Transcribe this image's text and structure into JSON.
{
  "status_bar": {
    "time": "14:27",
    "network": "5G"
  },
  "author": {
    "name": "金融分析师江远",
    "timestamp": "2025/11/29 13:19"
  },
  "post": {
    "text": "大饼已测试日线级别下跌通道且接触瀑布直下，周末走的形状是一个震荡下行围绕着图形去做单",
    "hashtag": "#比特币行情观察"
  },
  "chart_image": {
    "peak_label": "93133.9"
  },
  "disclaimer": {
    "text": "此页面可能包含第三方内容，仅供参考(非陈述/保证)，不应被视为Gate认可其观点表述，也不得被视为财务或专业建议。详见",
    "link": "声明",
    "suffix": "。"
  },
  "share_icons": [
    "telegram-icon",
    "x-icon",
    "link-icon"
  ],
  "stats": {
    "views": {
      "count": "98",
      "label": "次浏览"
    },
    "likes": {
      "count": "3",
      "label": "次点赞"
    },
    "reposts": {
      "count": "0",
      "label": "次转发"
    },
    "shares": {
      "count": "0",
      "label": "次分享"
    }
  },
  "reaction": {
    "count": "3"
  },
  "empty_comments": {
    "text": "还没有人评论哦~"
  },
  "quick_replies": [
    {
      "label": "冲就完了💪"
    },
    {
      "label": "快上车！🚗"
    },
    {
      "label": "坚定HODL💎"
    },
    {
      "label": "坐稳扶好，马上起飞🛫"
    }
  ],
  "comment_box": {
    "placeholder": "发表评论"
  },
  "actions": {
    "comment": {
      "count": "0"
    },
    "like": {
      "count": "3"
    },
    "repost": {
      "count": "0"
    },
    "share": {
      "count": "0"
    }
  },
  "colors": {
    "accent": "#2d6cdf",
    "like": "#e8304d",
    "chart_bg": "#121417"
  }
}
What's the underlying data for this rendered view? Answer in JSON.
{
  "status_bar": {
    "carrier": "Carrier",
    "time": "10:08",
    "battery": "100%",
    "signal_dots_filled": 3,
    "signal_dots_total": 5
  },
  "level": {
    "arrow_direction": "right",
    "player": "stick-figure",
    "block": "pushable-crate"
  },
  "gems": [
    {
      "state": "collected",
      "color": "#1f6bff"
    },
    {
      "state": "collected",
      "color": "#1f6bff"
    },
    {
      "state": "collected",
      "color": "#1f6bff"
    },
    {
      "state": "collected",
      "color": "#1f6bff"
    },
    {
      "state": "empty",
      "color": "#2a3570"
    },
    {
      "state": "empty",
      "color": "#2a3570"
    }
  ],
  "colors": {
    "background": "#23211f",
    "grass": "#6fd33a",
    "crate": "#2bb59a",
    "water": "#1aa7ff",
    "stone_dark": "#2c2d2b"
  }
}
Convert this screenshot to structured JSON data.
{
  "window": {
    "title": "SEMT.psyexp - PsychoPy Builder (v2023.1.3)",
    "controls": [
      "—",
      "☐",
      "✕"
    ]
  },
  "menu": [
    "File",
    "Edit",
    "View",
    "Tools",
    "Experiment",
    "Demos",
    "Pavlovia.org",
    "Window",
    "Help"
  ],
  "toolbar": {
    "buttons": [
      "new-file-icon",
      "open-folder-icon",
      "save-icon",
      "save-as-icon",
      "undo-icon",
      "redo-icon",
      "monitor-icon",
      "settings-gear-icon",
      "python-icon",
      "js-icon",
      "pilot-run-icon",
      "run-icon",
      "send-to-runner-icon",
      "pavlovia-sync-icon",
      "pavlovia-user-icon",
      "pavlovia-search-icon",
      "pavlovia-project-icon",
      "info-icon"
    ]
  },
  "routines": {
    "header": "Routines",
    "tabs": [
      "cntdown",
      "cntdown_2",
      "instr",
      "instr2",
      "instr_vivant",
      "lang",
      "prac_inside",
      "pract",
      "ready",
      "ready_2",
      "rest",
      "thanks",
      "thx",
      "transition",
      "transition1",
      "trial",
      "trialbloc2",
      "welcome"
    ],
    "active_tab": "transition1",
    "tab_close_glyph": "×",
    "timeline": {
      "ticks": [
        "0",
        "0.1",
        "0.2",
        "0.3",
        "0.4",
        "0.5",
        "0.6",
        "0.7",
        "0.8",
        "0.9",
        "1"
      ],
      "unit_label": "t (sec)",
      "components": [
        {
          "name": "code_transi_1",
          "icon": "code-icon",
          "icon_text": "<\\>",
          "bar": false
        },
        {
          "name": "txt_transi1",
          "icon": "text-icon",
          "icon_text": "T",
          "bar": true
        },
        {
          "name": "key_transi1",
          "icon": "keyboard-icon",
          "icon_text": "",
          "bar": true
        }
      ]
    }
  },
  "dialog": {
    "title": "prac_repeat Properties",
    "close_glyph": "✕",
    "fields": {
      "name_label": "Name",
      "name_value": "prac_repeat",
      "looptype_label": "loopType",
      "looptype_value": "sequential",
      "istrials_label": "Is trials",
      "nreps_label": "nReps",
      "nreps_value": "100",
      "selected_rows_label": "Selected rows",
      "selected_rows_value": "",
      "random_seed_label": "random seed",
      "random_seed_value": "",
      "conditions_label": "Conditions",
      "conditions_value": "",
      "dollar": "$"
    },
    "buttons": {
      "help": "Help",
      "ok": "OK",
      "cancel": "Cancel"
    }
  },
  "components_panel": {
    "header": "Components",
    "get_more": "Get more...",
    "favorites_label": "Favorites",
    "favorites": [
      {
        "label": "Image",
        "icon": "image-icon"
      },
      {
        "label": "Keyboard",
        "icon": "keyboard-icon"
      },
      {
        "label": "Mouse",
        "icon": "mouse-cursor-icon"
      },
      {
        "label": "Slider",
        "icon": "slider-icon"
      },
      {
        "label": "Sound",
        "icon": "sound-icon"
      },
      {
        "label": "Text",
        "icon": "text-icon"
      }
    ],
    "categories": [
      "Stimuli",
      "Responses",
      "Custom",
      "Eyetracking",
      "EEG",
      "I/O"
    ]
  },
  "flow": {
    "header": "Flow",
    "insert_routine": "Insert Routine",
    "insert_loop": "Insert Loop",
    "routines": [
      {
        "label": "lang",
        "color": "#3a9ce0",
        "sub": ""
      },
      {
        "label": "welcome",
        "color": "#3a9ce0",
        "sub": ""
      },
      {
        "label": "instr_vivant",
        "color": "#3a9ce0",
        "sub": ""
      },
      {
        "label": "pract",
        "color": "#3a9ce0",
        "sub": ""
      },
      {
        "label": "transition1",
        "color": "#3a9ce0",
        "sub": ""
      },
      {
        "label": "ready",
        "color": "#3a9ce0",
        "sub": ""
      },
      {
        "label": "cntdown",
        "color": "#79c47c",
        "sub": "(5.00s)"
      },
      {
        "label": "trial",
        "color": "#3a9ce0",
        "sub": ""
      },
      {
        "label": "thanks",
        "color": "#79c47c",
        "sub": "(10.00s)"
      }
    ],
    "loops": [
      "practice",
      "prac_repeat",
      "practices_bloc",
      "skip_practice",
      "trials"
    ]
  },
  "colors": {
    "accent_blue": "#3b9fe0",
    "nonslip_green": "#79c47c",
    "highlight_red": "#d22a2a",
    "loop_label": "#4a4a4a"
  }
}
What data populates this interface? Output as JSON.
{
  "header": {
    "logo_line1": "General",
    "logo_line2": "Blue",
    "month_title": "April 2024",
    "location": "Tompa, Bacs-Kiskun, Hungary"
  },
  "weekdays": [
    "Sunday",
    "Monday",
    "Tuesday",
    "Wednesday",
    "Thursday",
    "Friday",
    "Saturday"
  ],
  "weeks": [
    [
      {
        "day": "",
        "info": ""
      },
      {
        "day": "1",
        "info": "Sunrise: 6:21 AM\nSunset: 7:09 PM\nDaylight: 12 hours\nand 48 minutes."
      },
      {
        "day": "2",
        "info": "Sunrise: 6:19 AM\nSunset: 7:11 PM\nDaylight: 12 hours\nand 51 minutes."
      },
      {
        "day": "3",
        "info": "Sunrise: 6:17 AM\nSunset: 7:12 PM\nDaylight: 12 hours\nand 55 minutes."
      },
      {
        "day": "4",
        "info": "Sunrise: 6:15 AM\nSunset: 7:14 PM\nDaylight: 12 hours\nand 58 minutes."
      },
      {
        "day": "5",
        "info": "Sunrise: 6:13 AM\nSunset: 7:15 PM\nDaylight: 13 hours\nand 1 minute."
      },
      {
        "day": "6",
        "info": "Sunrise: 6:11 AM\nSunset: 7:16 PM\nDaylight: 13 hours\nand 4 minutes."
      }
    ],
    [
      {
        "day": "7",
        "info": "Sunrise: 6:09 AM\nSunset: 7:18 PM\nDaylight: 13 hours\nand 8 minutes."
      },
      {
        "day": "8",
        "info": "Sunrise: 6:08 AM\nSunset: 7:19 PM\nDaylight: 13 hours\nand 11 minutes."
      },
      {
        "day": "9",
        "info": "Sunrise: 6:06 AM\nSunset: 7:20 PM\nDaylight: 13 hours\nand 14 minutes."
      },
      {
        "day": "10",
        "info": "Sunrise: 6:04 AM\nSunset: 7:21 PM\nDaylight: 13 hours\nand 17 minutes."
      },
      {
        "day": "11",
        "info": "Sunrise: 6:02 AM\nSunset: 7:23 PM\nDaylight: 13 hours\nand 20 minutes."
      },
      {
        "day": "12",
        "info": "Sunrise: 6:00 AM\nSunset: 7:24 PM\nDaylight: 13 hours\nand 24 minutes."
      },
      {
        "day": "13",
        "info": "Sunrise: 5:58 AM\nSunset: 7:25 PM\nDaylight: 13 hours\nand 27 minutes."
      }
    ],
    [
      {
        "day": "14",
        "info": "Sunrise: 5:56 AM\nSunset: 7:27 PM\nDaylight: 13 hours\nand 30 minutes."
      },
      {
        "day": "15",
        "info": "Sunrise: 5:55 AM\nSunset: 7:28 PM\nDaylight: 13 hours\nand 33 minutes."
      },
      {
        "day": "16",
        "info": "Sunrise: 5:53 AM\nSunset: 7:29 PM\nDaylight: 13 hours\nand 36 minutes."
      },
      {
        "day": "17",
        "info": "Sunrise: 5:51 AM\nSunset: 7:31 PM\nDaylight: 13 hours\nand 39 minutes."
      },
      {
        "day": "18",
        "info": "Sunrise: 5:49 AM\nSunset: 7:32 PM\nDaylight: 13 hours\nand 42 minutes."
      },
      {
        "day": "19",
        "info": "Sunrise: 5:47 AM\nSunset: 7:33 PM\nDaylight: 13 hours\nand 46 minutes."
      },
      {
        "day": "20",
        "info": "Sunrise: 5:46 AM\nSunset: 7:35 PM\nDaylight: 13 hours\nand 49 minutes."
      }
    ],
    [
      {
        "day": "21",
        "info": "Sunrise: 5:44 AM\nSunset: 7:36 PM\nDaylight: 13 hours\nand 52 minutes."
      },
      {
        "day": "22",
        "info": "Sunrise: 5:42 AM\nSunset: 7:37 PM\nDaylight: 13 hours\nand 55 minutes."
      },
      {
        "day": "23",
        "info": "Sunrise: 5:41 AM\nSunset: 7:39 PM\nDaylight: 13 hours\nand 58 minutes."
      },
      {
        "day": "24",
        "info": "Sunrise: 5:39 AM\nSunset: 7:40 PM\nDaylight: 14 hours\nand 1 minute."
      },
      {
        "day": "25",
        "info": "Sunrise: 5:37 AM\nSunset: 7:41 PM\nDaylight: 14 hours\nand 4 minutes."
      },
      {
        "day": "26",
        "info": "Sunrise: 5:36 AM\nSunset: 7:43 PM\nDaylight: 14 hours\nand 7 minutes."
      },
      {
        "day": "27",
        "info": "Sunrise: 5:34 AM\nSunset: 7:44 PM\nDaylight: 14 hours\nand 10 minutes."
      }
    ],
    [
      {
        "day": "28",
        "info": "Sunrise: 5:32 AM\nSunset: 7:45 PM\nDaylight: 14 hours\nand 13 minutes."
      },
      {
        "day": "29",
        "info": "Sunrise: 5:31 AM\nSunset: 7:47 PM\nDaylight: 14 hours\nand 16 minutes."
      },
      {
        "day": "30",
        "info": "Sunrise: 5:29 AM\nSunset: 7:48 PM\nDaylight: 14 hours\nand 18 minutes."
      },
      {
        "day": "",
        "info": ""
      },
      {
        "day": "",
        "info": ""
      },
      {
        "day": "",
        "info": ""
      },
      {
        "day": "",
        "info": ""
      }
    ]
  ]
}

####################

Objective
Report how many lines in these entries contain "header". Answer with the number only.

Answer to this exercise
4